#### TASK OBJECTIVE
Search the material below for the string "this" and list each line that holds it.

Extracted data entries
——
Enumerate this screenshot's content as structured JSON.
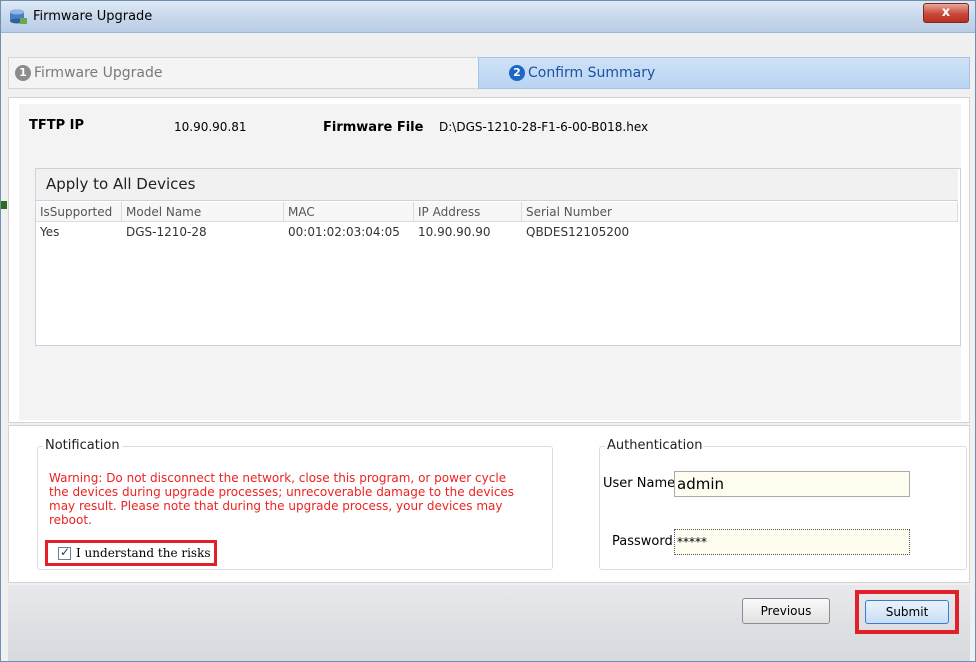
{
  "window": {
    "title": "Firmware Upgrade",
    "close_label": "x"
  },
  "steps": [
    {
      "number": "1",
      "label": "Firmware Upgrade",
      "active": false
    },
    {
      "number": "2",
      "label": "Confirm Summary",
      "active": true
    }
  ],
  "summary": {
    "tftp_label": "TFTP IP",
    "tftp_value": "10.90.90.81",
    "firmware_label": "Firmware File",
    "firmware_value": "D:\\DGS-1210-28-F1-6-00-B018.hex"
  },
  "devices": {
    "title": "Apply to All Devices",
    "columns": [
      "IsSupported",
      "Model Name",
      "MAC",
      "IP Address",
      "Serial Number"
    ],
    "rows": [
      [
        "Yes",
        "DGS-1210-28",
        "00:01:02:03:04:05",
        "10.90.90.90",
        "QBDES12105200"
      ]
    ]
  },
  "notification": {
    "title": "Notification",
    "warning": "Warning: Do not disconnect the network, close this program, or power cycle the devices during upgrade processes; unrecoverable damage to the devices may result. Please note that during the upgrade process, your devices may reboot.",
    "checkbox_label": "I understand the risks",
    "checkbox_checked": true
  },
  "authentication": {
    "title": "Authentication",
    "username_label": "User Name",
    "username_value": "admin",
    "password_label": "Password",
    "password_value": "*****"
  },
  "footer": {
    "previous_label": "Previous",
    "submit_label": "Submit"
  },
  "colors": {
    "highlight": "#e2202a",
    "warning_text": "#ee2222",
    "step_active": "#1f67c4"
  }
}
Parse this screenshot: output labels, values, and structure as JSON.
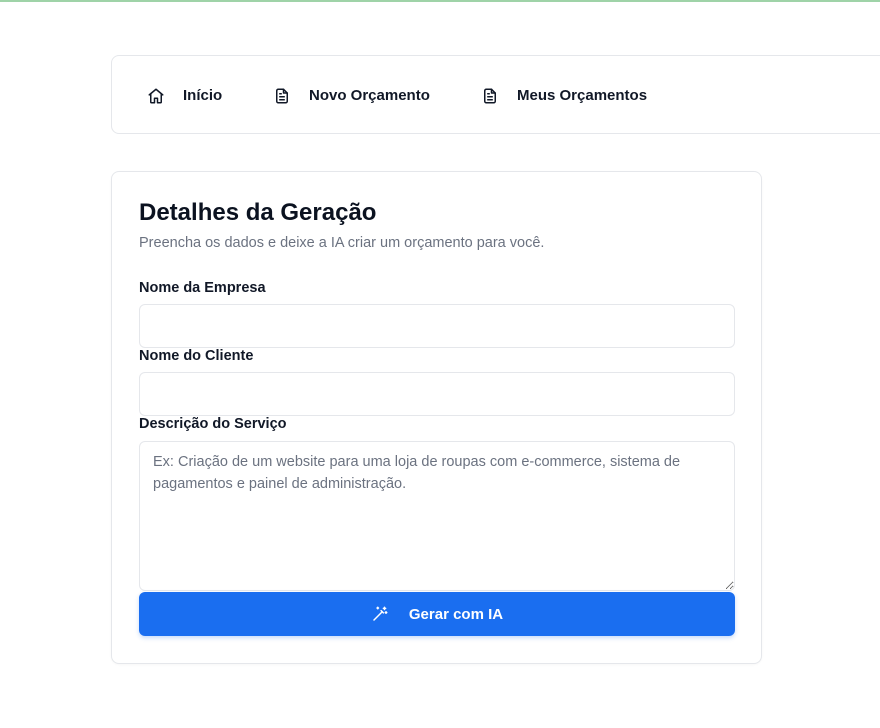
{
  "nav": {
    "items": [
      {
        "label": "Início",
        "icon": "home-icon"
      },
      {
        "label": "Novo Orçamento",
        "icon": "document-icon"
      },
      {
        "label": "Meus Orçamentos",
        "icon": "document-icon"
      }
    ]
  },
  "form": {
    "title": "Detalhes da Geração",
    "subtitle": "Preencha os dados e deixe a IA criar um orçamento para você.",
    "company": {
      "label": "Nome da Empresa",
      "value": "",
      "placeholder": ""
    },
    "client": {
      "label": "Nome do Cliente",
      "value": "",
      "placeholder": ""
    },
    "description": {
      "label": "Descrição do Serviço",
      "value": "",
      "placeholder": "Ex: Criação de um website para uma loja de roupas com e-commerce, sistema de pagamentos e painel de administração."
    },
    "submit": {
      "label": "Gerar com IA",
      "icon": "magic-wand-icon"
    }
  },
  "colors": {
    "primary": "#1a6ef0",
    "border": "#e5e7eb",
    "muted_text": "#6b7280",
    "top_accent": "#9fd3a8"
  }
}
——
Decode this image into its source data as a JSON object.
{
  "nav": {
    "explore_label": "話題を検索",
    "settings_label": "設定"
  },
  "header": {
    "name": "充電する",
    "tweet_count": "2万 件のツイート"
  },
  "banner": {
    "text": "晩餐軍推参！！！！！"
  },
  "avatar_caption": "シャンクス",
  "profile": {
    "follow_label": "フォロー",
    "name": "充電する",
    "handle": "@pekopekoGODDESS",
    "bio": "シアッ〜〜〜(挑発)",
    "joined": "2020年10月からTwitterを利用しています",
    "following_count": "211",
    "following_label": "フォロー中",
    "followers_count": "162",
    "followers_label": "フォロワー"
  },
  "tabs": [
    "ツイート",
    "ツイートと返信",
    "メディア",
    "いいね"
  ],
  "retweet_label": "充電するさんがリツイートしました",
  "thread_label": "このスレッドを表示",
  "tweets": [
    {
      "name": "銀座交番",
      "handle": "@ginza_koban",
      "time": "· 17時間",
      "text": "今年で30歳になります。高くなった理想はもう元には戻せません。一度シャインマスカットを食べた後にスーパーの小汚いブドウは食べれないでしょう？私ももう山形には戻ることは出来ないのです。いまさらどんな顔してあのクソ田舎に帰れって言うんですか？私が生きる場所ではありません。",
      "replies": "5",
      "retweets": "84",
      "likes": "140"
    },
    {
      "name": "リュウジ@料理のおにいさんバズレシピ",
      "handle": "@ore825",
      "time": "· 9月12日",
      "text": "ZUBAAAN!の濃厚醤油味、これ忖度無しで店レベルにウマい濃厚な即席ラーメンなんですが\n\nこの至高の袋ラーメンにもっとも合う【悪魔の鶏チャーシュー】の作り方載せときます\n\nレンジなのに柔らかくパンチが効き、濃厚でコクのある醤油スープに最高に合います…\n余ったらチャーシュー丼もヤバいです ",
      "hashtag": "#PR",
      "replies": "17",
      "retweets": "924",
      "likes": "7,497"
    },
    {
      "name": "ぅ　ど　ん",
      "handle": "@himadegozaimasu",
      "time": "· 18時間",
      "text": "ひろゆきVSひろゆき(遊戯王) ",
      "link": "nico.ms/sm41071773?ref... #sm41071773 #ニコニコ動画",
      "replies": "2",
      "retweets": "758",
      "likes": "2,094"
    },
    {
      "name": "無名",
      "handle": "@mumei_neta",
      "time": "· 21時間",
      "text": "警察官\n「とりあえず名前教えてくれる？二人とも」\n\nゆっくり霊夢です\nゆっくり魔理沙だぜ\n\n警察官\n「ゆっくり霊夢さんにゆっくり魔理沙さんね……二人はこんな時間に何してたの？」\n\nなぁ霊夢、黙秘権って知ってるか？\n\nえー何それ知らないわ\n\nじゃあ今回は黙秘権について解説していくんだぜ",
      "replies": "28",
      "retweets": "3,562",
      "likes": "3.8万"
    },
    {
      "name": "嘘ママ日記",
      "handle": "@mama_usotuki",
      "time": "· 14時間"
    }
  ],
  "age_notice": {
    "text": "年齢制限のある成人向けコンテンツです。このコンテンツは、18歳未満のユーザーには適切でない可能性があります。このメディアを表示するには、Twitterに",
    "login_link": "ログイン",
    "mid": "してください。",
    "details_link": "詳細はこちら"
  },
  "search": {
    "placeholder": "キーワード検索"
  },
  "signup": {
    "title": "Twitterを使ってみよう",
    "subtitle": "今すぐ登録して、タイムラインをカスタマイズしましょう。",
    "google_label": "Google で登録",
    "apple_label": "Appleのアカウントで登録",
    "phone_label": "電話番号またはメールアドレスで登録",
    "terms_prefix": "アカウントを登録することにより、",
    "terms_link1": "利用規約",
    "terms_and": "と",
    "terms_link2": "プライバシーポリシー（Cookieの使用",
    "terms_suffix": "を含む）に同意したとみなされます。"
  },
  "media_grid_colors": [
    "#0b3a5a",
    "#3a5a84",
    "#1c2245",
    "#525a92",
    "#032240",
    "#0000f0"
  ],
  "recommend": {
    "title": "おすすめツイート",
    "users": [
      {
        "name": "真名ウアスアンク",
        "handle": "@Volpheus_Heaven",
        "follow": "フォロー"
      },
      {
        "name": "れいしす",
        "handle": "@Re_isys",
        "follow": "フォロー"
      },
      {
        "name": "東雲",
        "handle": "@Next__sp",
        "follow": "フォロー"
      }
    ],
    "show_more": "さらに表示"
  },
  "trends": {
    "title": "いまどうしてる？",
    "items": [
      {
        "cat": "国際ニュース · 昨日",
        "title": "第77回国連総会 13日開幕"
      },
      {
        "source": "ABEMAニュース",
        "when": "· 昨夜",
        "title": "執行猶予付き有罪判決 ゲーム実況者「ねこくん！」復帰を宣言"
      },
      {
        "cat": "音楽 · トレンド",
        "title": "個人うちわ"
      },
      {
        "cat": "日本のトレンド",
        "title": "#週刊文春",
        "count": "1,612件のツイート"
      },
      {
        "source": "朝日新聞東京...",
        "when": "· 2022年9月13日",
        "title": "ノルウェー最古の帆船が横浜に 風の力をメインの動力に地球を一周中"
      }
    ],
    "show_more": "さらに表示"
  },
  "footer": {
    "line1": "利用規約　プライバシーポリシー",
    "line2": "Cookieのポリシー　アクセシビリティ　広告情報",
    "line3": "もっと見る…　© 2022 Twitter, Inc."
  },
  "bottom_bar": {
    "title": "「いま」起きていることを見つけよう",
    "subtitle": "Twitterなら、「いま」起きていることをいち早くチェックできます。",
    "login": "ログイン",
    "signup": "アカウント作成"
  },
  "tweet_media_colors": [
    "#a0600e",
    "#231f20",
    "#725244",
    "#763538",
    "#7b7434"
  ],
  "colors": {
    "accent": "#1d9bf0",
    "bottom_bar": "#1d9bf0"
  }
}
——
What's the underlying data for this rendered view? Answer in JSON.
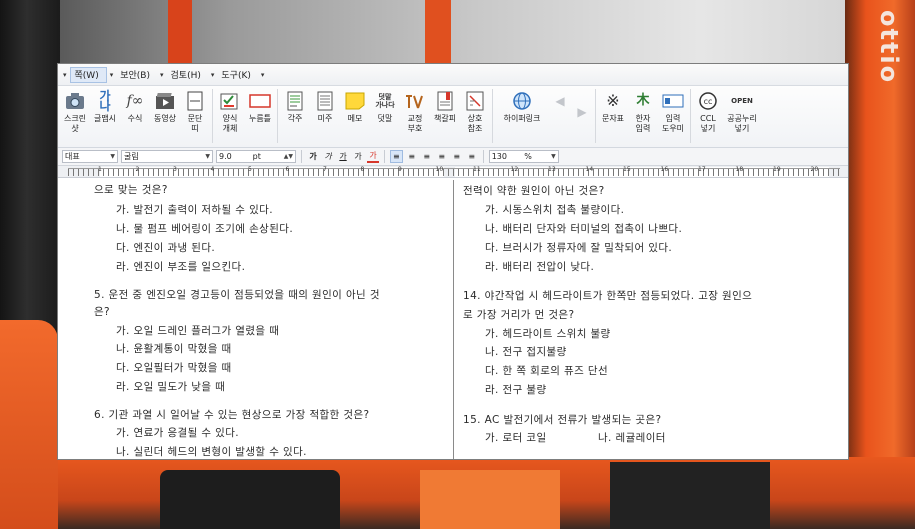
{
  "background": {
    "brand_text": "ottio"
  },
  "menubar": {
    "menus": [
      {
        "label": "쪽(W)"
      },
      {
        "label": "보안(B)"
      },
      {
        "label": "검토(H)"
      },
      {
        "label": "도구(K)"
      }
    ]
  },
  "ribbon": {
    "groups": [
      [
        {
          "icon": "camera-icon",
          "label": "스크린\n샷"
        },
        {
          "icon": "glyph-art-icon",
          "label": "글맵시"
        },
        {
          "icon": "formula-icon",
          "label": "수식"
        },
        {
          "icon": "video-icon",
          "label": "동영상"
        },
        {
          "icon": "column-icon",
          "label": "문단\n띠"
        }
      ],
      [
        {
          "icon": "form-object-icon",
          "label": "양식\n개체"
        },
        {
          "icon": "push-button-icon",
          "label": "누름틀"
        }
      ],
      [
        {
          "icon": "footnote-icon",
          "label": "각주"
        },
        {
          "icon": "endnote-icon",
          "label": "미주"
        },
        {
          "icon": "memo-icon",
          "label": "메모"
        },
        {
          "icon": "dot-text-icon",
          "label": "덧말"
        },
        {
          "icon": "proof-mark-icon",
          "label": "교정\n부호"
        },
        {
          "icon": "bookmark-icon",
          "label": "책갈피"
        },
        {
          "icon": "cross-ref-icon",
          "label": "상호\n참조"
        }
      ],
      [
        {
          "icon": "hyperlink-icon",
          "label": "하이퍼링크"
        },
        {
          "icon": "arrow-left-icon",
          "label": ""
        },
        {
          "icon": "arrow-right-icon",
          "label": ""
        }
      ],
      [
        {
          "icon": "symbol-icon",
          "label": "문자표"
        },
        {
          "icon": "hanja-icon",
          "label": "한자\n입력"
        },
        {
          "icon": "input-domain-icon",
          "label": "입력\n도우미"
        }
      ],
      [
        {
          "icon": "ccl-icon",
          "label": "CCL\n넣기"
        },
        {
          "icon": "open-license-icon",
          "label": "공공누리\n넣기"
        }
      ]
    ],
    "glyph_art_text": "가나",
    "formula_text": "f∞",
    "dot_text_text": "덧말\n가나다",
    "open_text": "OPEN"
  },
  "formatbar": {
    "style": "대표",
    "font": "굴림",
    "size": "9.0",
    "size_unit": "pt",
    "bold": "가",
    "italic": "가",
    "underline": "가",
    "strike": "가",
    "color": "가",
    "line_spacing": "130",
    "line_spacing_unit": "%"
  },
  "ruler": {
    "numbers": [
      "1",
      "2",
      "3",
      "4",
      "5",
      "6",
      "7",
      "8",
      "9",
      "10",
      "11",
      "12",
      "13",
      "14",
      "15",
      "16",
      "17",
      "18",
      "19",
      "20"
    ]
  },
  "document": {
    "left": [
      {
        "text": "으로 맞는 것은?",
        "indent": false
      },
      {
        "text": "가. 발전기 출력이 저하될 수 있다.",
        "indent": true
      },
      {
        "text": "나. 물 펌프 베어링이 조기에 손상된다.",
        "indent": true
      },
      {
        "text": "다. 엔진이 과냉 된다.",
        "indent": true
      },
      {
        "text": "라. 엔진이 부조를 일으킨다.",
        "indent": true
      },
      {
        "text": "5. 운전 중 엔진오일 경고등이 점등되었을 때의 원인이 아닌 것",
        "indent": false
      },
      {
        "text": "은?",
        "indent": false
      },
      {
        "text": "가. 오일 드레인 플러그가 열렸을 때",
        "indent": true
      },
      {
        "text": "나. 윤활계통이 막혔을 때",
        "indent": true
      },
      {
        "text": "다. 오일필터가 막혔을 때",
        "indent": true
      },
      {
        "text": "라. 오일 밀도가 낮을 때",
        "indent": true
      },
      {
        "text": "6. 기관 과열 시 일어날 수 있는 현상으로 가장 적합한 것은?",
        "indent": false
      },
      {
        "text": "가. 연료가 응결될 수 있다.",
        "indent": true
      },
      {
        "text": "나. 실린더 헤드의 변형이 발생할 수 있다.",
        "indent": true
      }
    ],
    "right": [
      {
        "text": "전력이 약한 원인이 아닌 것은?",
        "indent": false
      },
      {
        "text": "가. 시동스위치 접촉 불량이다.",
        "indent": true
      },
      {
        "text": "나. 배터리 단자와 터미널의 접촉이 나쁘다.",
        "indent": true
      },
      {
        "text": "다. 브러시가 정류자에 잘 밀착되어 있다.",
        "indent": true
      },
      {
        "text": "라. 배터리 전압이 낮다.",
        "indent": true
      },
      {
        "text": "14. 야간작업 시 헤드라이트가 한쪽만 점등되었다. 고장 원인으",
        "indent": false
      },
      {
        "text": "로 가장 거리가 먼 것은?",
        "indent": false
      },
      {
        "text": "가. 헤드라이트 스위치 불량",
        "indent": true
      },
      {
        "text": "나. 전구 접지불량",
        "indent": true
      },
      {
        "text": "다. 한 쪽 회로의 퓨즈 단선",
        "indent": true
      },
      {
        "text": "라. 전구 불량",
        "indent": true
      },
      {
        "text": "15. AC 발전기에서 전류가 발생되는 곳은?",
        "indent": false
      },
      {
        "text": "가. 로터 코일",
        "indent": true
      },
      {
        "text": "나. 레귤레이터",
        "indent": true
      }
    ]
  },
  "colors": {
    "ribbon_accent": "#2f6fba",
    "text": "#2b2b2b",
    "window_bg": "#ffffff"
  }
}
——
#### FINISHED ANSWER
Enumerate this screenshot's content as structured JSON.
    "warning": "Warning: Do not disconnect the network, close this program, or power cycle the devices during upgrade processes; unrecoverable damage to the devices may result. Please note that during the upgrade process, your devices may reboot.",
Parse this screenshot: output labels, values, and structure as JSON.
Decode this image into its source data as a JSON object.
What's the underlying data for this rendered view? Answer in JSON.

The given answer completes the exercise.